----- Information supplied

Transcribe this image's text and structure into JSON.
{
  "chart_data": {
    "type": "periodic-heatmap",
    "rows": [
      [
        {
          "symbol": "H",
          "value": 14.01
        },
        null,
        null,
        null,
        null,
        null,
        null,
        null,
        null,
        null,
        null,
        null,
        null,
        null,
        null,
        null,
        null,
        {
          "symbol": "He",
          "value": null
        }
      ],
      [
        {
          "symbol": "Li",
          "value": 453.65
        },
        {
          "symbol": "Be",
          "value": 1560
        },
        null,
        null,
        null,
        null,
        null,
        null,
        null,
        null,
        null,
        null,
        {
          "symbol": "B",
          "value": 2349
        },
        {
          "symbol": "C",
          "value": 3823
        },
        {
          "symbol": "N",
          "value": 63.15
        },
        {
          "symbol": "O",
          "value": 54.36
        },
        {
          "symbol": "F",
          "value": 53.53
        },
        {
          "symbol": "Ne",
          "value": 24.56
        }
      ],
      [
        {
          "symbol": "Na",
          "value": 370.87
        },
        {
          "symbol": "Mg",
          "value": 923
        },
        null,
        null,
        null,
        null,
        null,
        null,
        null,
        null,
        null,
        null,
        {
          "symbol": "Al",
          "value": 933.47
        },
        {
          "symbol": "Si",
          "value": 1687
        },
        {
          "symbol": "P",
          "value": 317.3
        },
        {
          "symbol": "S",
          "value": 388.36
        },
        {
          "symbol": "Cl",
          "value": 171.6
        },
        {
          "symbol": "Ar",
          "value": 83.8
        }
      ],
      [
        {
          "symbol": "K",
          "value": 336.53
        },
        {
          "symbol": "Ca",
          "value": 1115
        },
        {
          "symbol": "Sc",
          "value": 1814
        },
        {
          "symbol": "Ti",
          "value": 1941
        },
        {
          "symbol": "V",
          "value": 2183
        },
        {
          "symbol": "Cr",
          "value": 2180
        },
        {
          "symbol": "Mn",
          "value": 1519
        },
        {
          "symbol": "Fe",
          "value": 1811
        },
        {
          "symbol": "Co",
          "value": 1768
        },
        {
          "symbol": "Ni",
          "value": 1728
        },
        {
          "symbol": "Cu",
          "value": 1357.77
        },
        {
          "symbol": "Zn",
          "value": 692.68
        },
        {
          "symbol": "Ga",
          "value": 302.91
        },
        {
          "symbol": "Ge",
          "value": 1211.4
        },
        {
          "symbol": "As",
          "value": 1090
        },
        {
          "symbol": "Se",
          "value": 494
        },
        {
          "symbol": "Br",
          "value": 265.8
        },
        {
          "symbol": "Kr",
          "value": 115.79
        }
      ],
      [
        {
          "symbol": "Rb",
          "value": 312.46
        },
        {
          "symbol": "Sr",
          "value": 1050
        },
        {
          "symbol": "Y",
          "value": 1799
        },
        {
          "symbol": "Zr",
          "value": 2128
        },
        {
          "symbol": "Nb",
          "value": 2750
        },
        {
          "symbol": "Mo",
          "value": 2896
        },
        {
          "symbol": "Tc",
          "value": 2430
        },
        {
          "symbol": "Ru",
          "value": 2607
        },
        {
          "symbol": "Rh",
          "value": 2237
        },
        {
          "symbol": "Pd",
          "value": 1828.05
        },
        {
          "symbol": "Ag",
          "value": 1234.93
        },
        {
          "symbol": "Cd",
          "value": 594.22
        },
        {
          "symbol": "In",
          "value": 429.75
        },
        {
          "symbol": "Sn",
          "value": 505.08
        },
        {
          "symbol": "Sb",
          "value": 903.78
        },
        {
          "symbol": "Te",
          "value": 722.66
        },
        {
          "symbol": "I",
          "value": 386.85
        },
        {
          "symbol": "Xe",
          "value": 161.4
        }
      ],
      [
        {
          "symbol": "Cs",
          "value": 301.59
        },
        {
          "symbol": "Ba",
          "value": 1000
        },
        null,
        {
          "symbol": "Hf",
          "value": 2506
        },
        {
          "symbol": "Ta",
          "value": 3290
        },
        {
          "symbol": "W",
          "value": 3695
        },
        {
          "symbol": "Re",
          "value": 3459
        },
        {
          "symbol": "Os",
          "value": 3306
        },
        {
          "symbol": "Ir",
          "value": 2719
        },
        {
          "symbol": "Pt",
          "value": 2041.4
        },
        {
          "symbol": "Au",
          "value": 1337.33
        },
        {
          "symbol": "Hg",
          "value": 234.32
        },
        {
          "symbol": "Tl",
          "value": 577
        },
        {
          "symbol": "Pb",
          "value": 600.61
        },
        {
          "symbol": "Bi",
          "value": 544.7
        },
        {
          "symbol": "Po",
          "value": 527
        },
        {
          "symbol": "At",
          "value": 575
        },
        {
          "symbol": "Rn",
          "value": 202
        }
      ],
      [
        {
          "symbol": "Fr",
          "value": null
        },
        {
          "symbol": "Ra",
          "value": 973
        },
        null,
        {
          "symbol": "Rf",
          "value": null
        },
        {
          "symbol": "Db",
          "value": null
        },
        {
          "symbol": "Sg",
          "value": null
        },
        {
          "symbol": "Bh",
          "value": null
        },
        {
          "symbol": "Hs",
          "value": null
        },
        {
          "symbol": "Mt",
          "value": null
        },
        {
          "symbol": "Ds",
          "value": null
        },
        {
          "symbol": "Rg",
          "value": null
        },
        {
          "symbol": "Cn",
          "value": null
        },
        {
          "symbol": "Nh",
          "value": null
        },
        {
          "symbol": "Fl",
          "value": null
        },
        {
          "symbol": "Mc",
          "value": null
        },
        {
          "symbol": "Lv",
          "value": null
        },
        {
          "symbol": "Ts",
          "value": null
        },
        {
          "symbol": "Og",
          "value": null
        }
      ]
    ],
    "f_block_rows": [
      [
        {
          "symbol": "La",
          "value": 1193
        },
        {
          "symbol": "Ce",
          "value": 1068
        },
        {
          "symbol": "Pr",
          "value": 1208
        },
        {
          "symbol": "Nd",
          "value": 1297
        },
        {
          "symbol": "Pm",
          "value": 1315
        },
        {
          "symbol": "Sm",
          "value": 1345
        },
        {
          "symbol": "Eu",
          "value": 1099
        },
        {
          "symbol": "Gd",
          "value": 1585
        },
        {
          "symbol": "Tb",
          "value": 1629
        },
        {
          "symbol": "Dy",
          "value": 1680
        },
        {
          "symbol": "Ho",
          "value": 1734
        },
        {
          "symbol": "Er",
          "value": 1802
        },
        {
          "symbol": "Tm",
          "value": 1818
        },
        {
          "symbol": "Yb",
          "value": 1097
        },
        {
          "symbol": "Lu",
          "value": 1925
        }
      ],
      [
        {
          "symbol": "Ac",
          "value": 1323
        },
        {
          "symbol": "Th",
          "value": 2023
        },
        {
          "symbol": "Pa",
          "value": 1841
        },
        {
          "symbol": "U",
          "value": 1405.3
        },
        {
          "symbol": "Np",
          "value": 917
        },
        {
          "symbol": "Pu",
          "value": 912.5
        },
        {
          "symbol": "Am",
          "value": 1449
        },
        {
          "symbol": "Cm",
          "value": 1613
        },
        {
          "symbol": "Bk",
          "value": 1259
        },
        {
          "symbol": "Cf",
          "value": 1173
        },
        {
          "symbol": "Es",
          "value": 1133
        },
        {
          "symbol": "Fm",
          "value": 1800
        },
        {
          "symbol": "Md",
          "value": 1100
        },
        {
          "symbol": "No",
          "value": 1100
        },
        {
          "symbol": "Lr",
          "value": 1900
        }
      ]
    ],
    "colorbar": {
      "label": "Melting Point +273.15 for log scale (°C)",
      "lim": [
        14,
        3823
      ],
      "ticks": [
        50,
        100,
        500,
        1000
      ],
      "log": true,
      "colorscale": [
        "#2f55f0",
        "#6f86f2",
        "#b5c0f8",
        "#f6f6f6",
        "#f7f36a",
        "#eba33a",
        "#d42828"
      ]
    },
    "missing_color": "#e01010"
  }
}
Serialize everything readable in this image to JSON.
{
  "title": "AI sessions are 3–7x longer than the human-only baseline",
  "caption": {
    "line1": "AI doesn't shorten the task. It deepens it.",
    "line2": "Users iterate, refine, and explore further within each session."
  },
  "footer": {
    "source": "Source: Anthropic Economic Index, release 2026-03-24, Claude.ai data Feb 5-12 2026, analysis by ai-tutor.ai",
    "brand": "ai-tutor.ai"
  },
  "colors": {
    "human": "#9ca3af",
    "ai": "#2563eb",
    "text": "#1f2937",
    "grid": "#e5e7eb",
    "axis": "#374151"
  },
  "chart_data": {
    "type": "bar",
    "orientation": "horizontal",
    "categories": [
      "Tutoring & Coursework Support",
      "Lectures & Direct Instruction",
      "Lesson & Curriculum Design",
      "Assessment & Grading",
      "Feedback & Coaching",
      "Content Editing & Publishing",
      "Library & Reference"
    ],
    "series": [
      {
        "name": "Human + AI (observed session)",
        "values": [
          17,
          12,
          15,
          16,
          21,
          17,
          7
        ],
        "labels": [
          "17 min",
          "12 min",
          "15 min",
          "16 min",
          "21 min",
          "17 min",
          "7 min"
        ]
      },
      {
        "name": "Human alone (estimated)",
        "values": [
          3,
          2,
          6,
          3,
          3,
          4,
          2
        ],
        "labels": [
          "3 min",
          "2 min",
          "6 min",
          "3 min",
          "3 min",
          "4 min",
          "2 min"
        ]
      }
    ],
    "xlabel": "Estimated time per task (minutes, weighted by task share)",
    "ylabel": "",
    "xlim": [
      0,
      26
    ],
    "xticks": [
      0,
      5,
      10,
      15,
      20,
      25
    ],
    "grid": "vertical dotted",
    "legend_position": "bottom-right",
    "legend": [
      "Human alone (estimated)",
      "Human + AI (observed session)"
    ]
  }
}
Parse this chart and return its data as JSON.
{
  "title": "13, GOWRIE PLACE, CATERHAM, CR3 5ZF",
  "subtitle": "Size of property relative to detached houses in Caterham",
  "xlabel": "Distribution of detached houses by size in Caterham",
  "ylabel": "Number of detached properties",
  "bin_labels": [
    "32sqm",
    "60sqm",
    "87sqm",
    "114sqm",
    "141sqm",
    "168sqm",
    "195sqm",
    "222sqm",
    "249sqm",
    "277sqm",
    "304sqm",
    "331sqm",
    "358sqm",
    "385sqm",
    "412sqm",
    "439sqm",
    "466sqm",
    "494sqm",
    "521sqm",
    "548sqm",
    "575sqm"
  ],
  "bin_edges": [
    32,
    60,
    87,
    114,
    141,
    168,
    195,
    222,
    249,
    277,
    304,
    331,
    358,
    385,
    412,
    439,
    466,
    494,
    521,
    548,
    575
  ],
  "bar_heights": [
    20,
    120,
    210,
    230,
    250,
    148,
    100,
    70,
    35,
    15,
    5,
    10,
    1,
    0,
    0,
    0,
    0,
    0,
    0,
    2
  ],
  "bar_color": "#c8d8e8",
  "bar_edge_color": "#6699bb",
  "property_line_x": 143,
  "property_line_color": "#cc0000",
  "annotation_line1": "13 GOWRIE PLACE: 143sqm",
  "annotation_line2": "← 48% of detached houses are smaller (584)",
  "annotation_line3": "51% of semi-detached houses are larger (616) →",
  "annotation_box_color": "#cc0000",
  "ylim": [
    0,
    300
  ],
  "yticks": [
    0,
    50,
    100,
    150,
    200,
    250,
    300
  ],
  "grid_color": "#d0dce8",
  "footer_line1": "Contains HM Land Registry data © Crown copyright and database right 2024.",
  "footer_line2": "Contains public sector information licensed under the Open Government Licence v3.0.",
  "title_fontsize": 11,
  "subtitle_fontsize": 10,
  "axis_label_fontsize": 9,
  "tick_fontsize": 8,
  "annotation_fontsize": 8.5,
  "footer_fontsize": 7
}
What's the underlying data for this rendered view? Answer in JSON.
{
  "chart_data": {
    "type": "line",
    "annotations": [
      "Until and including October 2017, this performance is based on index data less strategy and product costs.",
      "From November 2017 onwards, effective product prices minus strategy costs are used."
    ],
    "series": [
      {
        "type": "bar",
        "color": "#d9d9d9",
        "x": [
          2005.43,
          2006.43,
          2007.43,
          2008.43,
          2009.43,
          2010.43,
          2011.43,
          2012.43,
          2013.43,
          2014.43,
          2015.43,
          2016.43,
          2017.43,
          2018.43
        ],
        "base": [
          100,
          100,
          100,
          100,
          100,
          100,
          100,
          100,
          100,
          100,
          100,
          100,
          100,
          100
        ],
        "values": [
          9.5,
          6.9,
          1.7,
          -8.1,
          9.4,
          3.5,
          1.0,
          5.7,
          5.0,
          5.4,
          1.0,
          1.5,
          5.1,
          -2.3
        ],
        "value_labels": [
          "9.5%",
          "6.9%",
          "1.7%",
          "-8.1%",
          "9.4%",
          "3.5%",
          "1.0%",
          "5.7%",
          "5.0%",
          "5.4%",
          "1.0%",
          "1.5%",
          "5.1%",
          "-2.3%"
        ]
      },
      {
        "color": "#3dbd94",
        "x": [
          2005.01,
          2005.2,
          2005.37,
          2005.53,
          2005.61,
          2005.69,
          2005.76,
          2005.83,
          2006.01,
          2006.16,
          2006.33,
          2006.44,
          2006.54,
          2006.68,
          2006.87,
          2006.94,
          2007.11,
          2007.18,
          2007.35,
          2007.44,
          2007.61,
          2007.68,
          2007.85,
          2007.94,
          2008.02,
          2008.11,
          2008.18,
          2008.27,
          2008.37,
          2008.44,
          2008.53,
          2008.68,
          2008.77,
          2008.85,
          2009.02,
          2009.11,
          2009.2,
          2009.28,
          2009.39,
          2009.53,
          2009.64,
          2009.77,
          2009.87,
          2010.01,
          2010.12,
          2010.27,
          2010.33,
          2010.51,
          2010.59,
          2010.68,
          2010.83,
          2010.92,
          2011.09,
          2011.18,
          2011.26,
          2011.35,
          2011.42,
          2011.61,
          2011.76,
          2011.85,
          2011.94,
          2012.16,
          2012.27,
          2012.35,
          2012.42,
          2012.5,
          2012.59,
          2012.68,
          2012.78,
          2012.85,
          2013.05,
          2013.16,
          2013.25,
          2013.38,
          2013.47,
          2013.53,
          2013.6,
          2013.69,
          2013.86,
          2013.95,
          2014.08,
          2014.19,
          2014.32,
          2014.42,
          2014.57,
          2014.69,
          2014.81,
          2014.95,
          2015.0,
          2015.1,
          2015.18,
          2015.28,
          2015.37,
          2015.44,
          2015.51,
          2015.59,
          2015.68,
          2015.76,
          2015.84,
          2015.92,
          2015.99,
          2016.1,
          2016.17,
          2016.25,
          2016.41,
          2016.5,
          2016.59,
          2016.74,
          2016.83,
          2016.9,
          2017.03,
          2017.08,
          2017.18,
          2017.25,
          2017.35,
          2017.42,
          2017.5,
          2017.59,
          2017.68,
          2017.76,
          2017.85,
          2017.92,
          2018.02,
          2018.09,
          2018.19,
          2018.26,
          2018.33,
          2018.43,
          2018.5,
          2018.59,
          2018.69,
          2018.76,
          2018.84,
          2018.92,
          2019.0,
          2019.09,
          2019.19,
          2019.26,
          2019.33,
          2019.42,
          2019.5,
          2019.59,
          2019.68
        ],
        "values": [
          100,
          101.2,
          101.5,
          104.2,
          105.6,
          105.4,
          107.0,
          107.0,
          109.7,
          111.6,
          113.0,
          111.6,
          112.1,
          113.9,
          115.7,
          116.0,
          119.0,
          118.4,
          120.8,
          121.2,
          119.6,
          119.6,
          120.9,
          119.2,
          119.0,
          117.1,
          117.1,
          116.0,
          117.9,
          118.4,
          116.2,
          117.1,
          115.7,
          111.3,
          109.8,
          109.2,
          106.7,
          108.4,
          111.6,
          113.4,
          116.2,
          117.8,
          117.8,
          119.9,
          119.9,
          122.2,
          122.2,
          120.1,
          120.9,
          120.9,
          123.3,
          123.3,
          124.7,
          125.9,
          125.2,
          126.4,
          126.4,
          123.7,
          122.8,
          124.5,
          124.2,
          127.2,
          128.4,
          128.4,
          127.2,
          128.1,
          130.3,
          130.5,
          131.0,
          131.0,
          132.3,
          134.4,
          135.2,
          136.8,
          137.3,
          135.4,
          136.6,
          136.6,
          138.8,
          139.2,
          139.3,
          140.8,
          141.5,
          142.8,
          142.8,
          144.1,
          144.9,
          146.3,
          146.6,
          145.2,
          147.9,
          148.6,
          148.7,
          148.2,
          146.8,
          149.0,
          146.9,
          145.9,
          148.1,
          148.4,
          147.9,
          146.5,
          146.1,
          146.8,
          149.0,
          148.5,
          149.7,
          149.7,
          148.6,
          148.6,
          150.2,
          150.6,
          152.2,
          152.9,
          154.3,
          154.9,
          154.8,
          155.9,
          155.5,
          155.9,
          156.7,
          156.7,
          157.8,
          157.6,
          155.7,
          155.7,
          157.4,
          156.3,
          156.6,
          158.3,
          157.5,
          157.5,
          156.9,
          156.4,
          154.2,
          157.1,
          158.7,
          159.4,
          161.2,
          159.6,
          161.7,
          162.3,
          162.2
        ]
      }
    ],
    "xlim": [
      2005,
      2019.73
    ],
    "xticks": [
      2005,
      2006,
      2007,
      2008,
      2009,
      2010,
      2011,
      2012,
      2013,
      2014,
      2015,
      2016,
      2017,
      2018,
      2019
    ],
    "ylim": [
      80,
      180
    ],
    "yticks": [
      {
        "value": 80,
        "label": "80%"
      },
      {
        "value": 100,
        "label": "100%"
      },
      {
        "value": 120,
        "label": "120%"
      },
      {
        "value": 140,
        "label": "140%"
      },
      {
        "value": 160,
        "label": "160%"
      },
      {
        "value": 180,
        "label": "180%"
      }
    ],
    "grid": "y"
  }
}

----------

# Stated problem:
Identify each line containing the string "JSON" and copy it out.

# Complete answer:
Transcribe this image's text and structure into JSON.
Serialize everything readable in this image to JSON.
Parse this chart and return its data as JSON.
What's the underlying data for this rendered view? Answer in JSON.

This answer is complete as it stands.